> **EXERCISE AIM**
Each record below should be repeated precisely as written.

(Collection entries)
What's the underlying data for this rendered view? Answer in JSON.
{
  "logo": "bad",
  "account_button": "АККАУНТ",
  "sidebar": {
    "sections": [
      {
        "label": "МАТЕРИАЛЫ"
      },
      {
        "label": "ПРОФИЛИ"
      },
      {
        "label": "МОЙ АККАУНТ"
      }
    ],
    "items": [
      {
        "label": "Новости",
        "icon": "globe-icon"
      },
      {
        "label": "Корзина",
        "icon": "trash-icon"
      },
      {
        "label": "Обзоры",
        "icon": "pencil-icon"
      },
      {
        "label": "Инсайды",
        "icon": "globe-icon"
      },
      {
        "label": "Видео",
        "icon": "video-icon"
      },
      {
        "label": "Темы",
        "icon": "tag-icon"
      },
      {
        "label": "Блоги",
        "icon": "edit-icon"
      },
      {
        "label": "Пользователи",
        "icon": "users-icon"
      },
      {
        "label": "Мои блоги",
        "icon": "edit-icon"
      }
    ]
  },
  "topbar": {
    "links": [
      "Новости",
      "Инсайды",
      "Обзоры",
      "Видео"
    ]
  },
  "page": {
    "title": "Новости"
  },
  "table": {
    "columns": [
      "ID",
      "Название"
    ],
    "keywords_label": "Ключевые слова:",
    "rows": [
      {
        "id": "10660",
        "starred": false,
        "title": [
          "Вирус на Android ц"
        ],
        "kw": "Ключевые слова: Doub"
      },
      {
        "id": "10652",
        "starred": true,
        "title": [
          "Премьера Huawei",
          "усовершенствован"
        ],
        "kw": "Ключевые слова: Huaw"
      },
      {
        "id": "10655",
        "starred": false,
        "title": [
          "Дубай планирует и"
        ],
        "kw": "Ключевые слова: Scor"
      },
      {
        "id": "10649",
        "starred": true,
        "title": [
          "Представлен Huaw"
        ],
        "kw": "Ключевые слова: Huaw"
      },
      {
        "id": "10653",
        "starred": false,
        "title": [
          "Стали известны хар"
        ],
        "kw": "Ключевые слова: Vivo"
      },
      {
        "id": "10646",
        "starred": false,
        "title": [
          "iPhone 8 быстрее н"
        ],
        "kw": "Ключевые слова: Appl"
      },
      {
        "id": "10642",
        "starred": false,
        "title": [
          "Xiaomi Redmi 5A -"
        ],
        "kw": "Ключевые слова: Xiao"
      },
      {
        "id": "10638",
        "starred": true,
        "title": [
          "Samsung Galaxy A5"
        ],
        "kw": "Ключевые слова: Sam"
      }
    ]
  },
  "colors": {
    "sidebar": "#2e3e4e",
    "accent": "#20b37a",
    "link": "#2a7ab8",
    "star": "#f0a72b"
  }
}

> **ANSWER TO THIS PROBLEM**
What's the underlying data for this rendered view? Answer in JSON.
{
  "logo": "bad",
  "account_button": "АККАУНТ",
  "sidebar": {
    "sections": [
      {
        "label": "МАТЕРИАЛЫ"
      },
      {
        "label": "ПРОФИЛИ"
      },
      {
        "label": "МОЙ АККАУНТ"
      }
    ],
    "items": [
      {
        "label": "Новости",
        "icon": "globe-icon"
      },
      {
        "label": "Корзина",
        "icon": "trash-icon"
      },
      {
        "label": "Обзоры",
        "icon": "pencil-icon"
      },
      {
        "label": "Инсайды",
        "icon": "globe-icon"
      },
      {
        "label": "Видео",
        "icon": "video-icon"
      },
      {
        "label": "Темы",
        "icon": "tag-icon"
      },
      {
        "label": "Блоги",
        "icon": "edit-icon"
      },
      {
        "label": "Пользователи",
        "icon": "users-icon"
      },
      {
        "label": "Мои блоги",
        "icon": "edit-icon"
      }
    ]
  },
  "topbar": {
    "links": [
      "Новости",
      "Инсайды",
      "Обзоры",
      "Видео"
    ]
  },
  "page": {
    "title": "Новости"
  },
  "table": {
    "columns": [
      "ID",
      "Название"
    ],
    "keywords_label": "Ключевые слова:",
    "rows": [
      {
        "id": "10660",
        "starred": false,
        "title": [
          "Вирус на Android ц"
        ],
        "kw": "Ключевые слова: Doub"
      },
      {
        "id": "10652",
        "starred": true,
        "title": [
          "Премьера Huawei",
          "усовершенствован"
        ],
        "kw": "Ключевые слова: Huaw"
      },
      {
        "id": "10655",
        "starred": false,
        "title": [
          "Дубай планирует и"
        ],
        "kw": "Ключевые слова: Scor"
      },
      {
        "id": "10649",
        "starred": true,
        "title": [
          "Представлен Huaw"
        ],
        "kw": "Ключевые слова: Huaw"
      },
      {
        "id": "10653",
        "starred": false,
        "title": [
          "Стали известны хар"
        ],
        "kw": "Ключевые слова: Vivo"
      },
      {
        "id": "10646",
        "starred": false,
        "title": [
          "iPhone 8 быстрее н"
        ],
        "kw": "Ключевые слова: Appl"
      },
      {
        "id": "10642",
        "starred": false,
        "title": [
          "Xiaomi Redmi 5A -"
        ],
        "kw": "Ключевые слова: Xiao"
      },
      {
        "id": "10638",
        "starred": true,
        "title": [
          "Samsung Galaxy A5"
        ],
        "kw": "Ключевые слова: Sam"
      }
    ]
  },
  "colors": {
    "sidebar": "#2e3e4e",
    "accent": "#20b37a",
    "link": "#2a7ab8",
    "star": "#f0a72b"
  }
}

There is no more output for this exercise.